▽
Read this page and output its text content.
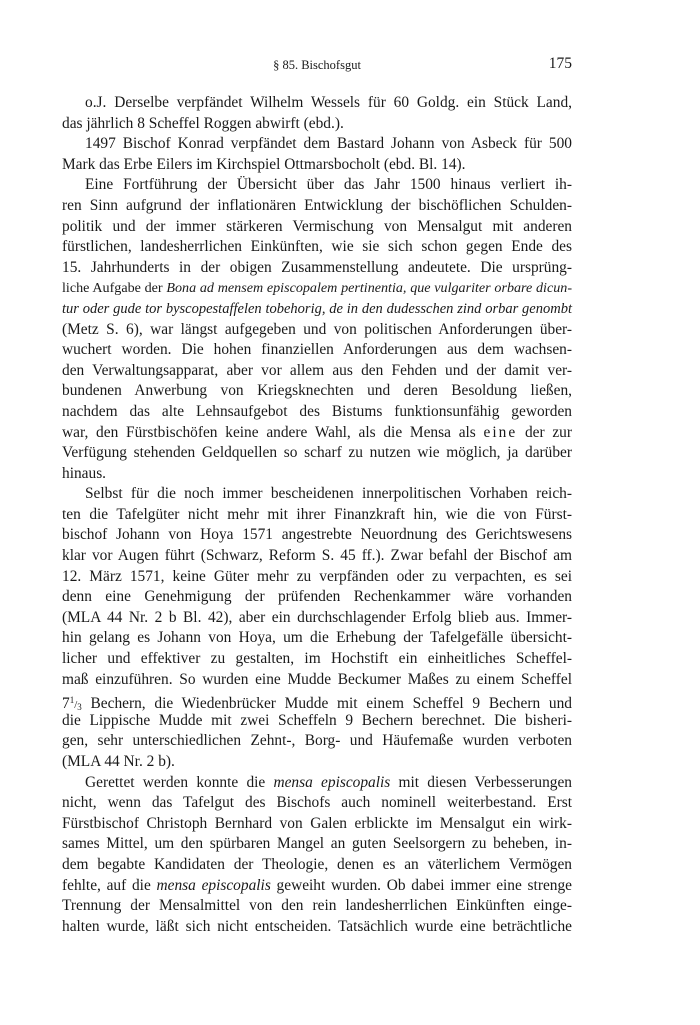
§ 85. Bischofsgut	175
o.J. Derselbe verpfändet Wilhelm Wessels für 60 Goldg. ein Stück Land,
das jährlich 8 Scheffel Roggen abwirft (ebd.).
1497 Bischof Konrad verpfändet dem Bastard Johann von Asbeck für 500
Mark das Erbe Eilers im Kirchspiel Ottmarsbocholt (ebd. Bl. 14).
Eine Fortführung der Übersicht über das Jahr 1500 hinaus verliert ih-
ren Sinn aufgrund der inflationären Entwicklung der bischöflichen Schulden-
politik und der immer stärkeren Vermischung von Mensalgut mit anderen
fürstlichen, landesherrlichen Einkünften, wie sie sich schon gegen Ende des
15. Jahrhunderts in der obigen Zusammenstellung andeutete. Die ursprüng-
liche Aufgabe der Bona ad mensem episcopalem pertinentia, que vulgariter orbare dicun-
tur oder gude tor byscopestaffelen tobehorig, de in den dudesschen zind orbar genombt
(Metz S. 6), war längst aufgegeben und von politischen Anforderungen über-
wuchert worden. Die hohen finanziellen Anforderungen aus dem wachsen-
den Verwaltungsapparat, aber vor allem aus den Fehden und der damit ver-
bundenen Anwerbung von Kriegsknechten und deren Besoldung ließen,
nachdem das alte Lehnsaufgebot des Bistums funktionsunfähig geworden
war, den Fürstbischöfen keine andere Wahl, als die Mensa als eine der zur
Verfügung stehenden Geldquellen so scharf zu nutzen wie möglich, ja darüber
hinaus.
Selbst für die noch immer bescheidenen innerpolitischen Vorhaben reich-
ten die Tafelgüter nicht mehr mit ihrer Finanzkraft hin, wie die von Fürst-
bischof Johann von Hoya 1571 angestrebte Neuordnung des Gerichtswesens
klar vor Augen führt (Schwarz, Reform S. 45 ff.). Zwar befahl der Bischof am
12. März 1571, keine Güter mehr zu verpfänden oder zu verpachten, es sei
denn eine Genehmigung der prüfenden Rechenkammer wäre vorhanden
(MLA 44 Nr. 2 b Bl. 42), aber ein durchschlagender Erfolg blieb aus. Immer-
hin gelang es Johann von Hoya, um die Erhebung der Tafelgefälle übersicht-
licher und effektiver zu gestalten, im Hochstift ein einheitliches Scheffel-
maß einzuführen. So wurden eine Mudde Beckumer Maßes zu einem Scheffel
$7^1/_3$ Bechern, die Wiedenbrücker Mudde mit einem Scheffel 9 Bechern und
die Lippische Mudde mit zwei Scheffeln 9 Bechern berechnet. Die bisheri-
gen, sehr unterschiedlichen Zehnt-, Borg- und Häufemaße wurden verboten
(MLA 44 Nr. 2 b).
Gerettet werden konnte die mensa episcopalis mit diesen Verbesserungen
nicht, wenn das Tafelgut des Bischofs auch nominell weiterbestand. Erst
Fürstbischof Christoph Bernhard von Galen erblickte im Mensalgut ein wirk-
sames Mittel, um den spürbaren Mangel an guten Seelsorgern zu beheben, in-
dem begabte Kandidaten der Theologie, denen es an väterlichem Vermögen
fehlte, auf die mensa episcopalis geweiht wurden. Ob dabei immer eine strenge
Trennung der Mensalmittel von den rein landesherrlichen Einkünften einge-
halten wurde, läßt sich nicht entscheiden. Tatsächlich wurde eine beträchtliche
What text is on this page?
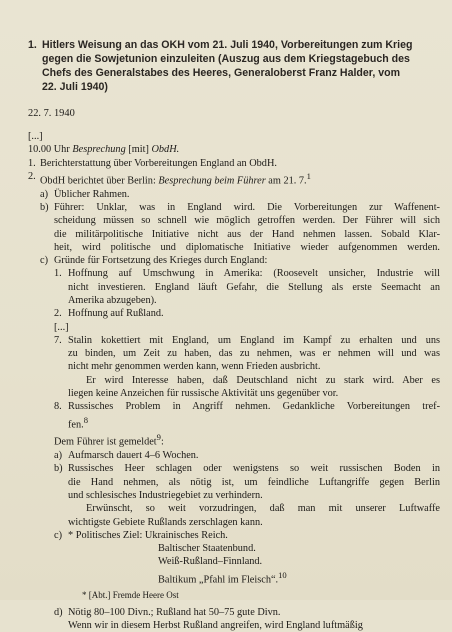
1. Hitlers Weisung an das OKH vom 21. Juli 1940, Vorbereitungen zum Krieg
gegen die Sowjetunion einzuleiten (Auszug aus dem Kriegstagebuch des
Chefs des Generalstabes des Heeres, Generaloberst Franz Halder, vom
22. Juli 1940)
22. 7. 1940
[...]
10.00 Uhr Besprechung [mit] ObdH.
1. Berichterstattung über Vorbereitungen England an ObdH.
2. ObdH berichtet über Berlin: Besprechung beim Führer am 21. 7.$^1$
a) Üblicher Rahmen.
b) Führer: Unklar, was in England wird. Die Vorbereitungen zur Waffenent-
scheidung müssen so schnell wie möglich getroffen werden. Der Führer will sich
die militärpolitische Initiative nicht aus der Hand nehmen lassen. Sobald Klar-
heit, wird politische und diplomatische Initiative wieder aufgenommen werden.
c) Gründe für Fortsetzung des Krieges durch England:
1. Hoffnung auf Umschwung in Amerika: (Roosevelt unsicher, Industrie will
nicht investieren. England läuft Gefahr, die Stellung als erste Seemacht an
Amerika abzugeben).
2. Hoffnung auf Rußland.
[...]
7. Stalin kokettiert mit England, um England im Kampf zu erhalten und uns
zu binden, um Zeit zu haben, das zu nehmen, was er nehmen will und was
nicht mehr genommen werden kann, wenn Frieden ausbricht.
Er wird Interesse haben, daß Deutschland nicht zu stark wird. Aber es
liegen keine Anzeichen für russische Aktivität uns gegenüber vor.
8. Russisches Problem in Angriff nehmen. Gedankliche Vorbereitungen tref-
fen.$^8$
Dem Führer ist gemeldet$^9$:
a) Aufmarsch dauert 4–6 Wochen.
b) Russisches Heer schlagen oder wenigstens so weit russischen Boden in
die Hand nehmen, als nötig ist, um feindliche Luftangriffe gegen Berlin
und schlesisches Industriegebiet zu verhindern.
Erwünscht, so weit vorzudringen, daß man mit unserer Luftwaffe
wichtigste Gebiete Rußlands zerschlagen kann.
c) * Politisches Ziel: Ukrainisches Reich.
Baltischer Staatenbund.
Weiß-Rußland–Finnland.
Baltikum „Pfahl im Fleisch“.$^{10}$
* [Abt.] Fremde Heere Ost
d) Nötig 80–100 Divn.; Rußland hat 50–75 gute Divn.
Wenn wir in diesem Herbst Rußland angreifen, wird England luftmäßig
△
Your instructions |
The expected response is every line of the material, written out exactly, with the images removed.

Task result |
Read this page and output its text content.
§ 85. Bischofsgut	175
o.J. Derselbe verpfändet Wilhelm Wessels für 60 Goldg. ein Stück Land,
das jährlich 8 Scheffel Roggen abwirft (ebd.).
1497 Bischof Konrad verpfändet dem Bastard Johann von Asbeck für 500
Mark das Erbe Eilers im Kirchspiel Ottmarsbocholt (ebd. Bl. 14).
Eine Fortführung der Übersicht über das Jahr 1500 hinaus verliert ih-
ren Sinn aufgrund der inflationären Entwicklung der bischöflichen Schulden-
politik und der immer stärkeren Vermischung von Mensalgut mit anderen
fürstlichen, landesherrlichen Einkünften, wie sie sich schon gegen Ende des
15. Jahrhunderts in der obigen Zusammenstellung andeutete. Die ursprüng-
liche Aufgabe der Bona ad mensem episcopalem pertinentia, que vulgariter orbare dicun-
tur oder gude tor byscopestaffelen tobehorig, de in den dudesschen zind orbar genombt
(Metz S. 6), war längst aufgegeben und von politischen Anforderungen über-
wuchert worden. Die hohen finanziellen Anforderungen aus dem wachsen-
den Verwaltungsapparat, aber vor allem aus den Fehden und der damit ver-
bundenen Anwerbung von Kriegsknechten und deren Besoldung ließen,
nachdem das alte Lehnsaufgebot des Bistums funktionsunfähig geworden
war, den Fürstbischöfen keine andere Wahl, als die Mensa als eine der zur
Verfügung stehenden Geldquellen so scharf zu nutzen wie möglich, ja darüber
hinaus.
Selbst für die noch immer bescheidenen innerpolitischen Vorhaben reich-
ten die Tafelgüter nicht mehr mit ihrer Finanzkraft hin, wie die von Fürst-
bischof Johann von Hoya 1571 angestrebte Neuordnung des Gerichtswesens
klar vor Augen führt (Schwarz, Reform S. 45 ff.). Zwar befahl der Bischof am
12. März 1571, keine Güter mehr zu verpfänden oder zu verpachten, es sei
denn eine Genehmigung der prüfenden Rechenkammer wäre vorhanden
(MLA 44 Nr. 2 b Bl. 42), aber ein durchschlagender Erfolg blieb aus. Immer-
hin gelang es Johann von Hoya, um die Erhebung der Tafelgefälle übersicht-
licher und effektiver zu gestalten, im Hochstift ein einheitliches Scheffel-
maß einzuführen. So wurden eine Mudde Beckumer Maßes zu einem Scheffel
$7^1/_3$ Bechern, die Wiedenbrücker Mudde mit einem Scheffel 9 Bechern und
die Lippische Mudde mit zwei Scheffeln 9 Bechern berechnet. Die bisheri-
gen, sehr unterschiedlichen Zehnt-, Borg- und Häufemaße wurden verboten
(MLA 44 Nr. 2 b).
Gerettet werden konnte die mensa episcopalis mit diesen Verbesserungen
nicht, wenn das Tafelgut des Bischofs auch nominell weiterbestand. Erst
Fürstbischof Christoph Bernhard von Galen erblickte im Mensalgut ein wirk-
sames Mittel, um den spürbaren Mangel an guten Seelsorgern zu beheben, in-
dem begabte Kandidaten der Theologie, denen es an väterlichem Vermögen
fehlte, auf die mensa episcopalis geweiht wurden. Ob dabei immer eine strenge
Trennung der Mensalmittel von den rein landesherrlichen Einkünften einge-
halten wurde, läßt sich nicht entscheiden. Tatsächlich wurde eine beträchtliche
What text is on this page?
1. Hitlers Weisung an das OKH vom 21. Juli 1940, Vorbereitungen zum Krieg
gegen die Sowjetunion einzuleiten (Auszug aus dem Kriegstagebuch des
Chefs des Generalstabes des Heeres, Generaloberst Franz Halder, vom
22. Juli 1940)
22. 7. 1940
[...]
10.00 Uhr Besprechung [mit] ObdH.
1. Berichterstattung über Vorbereitungen England an ObdH.
2. ObdH berichtet über Berlin: Besprechung beim Führer am 21. 7.$^1$
a) Üblicher Rahmen.
b) Führer: Unklar, was in England wird. Die Vorbereitungen zur Waffenent-
scheidung müssen so schnell wie möglich getroffen werden. Der Führer will sich
die militärpolitische Initiative nicht aus der Hand nehmen lassen. Sobald Klar-
heit, wird politische und diplomatische Initiative wieder aufgenommen werden.
c) Gründe für Fortsetzung des Krieges durch England:
1. Hoffnung auf Umschwung in Amerika: (Roosevelt unsicher, Industrie will
nicht investieren. England läuft Gefahr, die Stellung als erste Seemacht an
Amerika abzugeben).
2. Hoffnung auf Rußland.
[...]
7. Stalin kokettiert mit England, um England im Kampf zu erhalten und uns
zu binden, um Zeit zu haben, das zu nehmen, was er nehmen will und was
nicht mehr genommen werden kann, wenn Frieden ausbricht.
Er wird Interesse haben, daß Deutschland nicht zu stark wird. Aber es
liegen keine Anzeichen für russische Aktivität uns gegenüber vor.
8. Russisches Problem in Angriff nehmen. Gedankliche Vorbereitungen tref-
fen.$^8$
Dem Führer ist gemeldet$^9$:
a) Aufmarsch dauert 4–6 Wochen.
b) Russisches Heer schlagen oder wenigstens so weit russischen Boden in
die Hand nehmen, als nötig ist, um feindliche Luftangriffe gegen Berlin
und schlesisches Industriegebiet zu verhindern.
Erwünscht, so weit vorzudringen, daß man mit unserer Luftwaffe
wichtigste Gebiete Rußlands zerschlagen kann.
c) * Politisches Ziel: Ukrainisches Reich.
Baltischer Staatenbund.
Weiß-Rußland–Finnland.
Baltikum „Pfahl im Fleisch“.$^{10}$
* [Abt.] Fremde Heere Ost
d) Nötig 80–100 Divn.; Rußland hat 50–75 gute Divn.
Wenn wir in diesem Herbst Rußland angreifen, wird England luftmäßig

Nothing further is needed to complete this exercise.